What you are asked to do: Note each line that includes the word "this". Copy those lines.

┄┄┄┄┄┄

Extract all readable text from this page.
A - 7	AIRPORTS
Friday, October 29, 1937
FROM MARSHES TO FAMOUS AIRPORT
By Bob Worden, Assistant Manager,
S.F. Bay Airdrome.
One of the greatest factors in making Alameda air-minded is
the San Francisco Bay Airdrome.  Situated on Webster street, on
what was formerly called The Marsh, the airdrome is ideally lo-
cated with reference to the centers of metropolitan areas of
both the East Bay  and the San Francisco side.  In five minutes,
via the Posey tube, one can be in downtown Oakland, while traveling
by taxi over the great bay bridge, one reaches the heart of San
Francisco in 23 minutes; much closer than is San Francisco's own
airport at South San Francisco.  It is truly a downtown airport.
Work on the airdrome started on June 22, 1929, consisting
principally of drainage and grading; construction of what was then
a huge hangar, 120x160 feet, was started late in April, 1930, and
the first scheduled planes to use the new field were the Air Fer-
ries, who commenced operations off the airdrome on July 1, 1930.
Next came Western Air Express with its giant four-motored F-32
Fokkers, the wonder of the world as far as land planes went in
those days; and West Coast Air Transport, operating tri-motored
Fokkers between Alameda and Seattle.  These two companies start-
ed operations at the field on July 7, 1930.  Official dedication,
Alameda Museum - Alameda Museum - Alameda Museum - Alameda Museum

┄┄┄┄┄┄

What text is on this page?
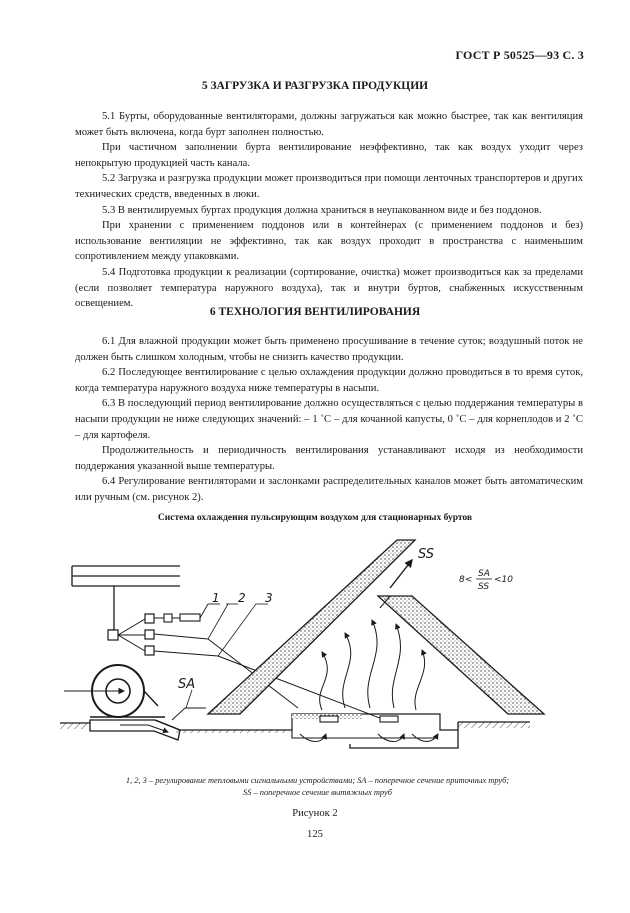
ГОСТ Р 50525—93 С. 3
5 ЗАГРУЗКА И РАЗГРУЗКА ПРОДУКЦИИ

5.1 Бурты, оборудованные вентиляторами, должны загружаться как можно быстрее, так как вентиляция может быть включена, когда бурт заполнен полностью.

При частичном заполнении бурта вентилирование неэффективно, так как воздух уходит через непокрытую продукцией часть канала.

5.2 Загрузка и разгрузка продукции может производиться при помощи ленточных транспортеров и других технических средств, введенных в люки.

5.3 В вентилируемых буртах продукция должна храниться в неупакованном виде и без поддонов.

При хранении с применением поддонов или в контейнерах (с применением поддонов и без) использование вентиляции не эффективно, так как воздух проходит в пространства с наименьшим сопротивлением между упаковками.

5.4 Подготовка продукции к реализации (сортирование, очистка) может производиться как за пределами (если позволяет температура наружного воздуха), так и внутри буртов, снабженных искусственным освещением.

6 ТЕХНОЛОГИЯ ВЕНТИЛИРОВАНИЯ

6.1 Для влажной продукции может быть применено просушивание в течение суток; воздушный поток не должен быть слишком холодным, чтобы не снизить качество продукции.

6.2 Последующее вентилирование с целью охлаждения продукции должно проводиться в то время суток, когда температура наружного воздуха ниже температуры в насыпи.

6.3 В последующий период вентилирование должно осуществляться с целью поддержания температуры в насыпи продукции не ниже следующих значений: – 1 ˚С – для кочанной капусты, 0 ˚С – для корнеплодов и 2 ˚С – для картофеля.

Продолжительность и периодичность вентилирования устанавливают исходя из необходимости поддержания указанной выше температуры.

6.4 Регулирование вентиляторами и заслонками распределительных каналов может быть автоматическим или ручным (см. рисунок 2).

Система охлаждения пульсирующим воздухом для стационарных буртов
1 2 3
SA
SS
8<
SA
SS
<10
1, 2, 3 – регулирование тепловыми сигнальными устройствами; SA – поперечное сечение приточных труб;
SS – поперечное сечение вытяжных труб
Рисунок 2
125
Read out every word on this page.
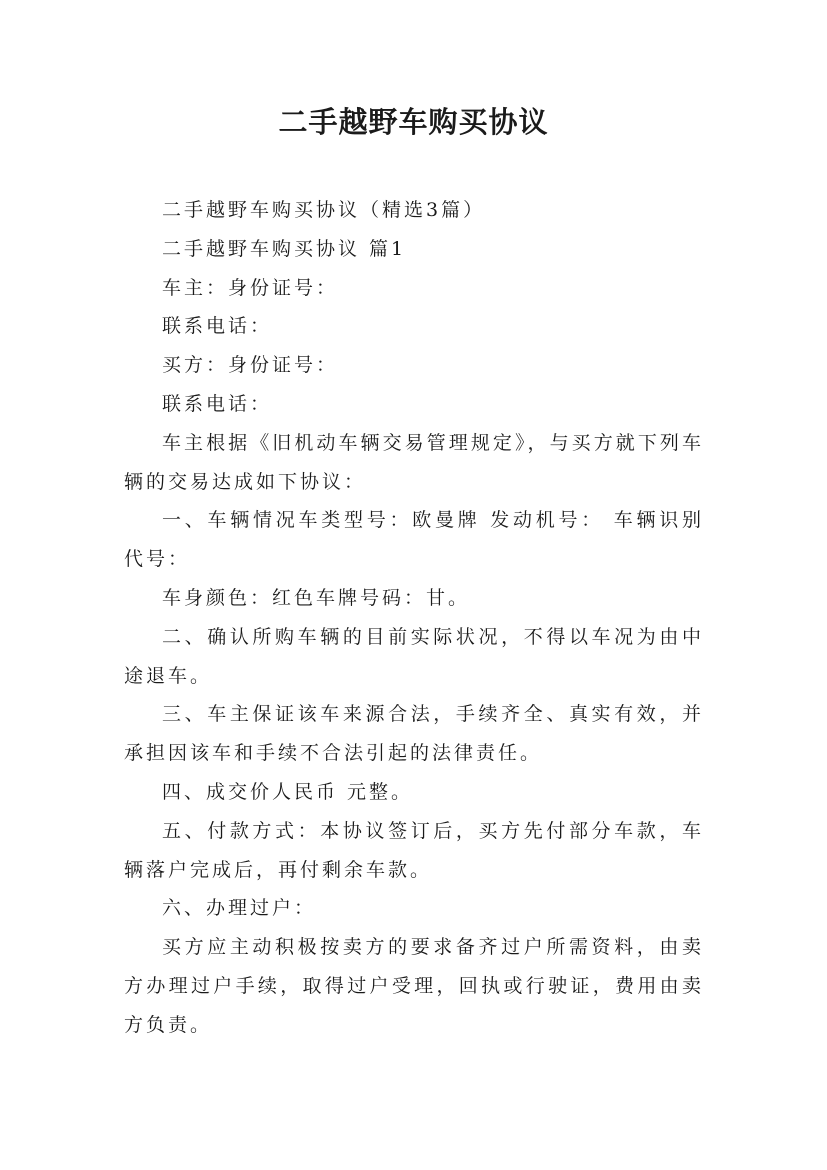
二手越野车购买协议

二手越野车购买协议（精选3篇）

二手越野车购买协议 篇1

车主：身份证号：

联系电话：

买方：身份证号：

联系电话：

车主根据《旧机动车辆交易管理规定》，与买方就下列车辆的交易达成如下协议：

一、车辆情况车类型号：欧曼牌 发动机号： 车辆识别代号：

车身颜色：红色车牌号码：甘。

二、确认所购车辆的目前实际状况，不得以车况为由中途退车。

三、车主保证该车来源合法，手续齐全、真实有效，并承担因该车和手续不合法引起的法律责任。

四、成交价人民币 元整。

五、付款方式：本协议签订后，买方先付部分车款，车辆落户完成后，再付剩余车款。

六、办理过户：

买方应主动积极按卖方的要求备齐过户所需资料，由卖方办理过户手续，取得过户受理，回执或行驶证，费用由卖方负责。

┄┄┄┄┄┄

Problem solution:
Extract all readable text from this page.
What text is on this page?
Read out every word on this page.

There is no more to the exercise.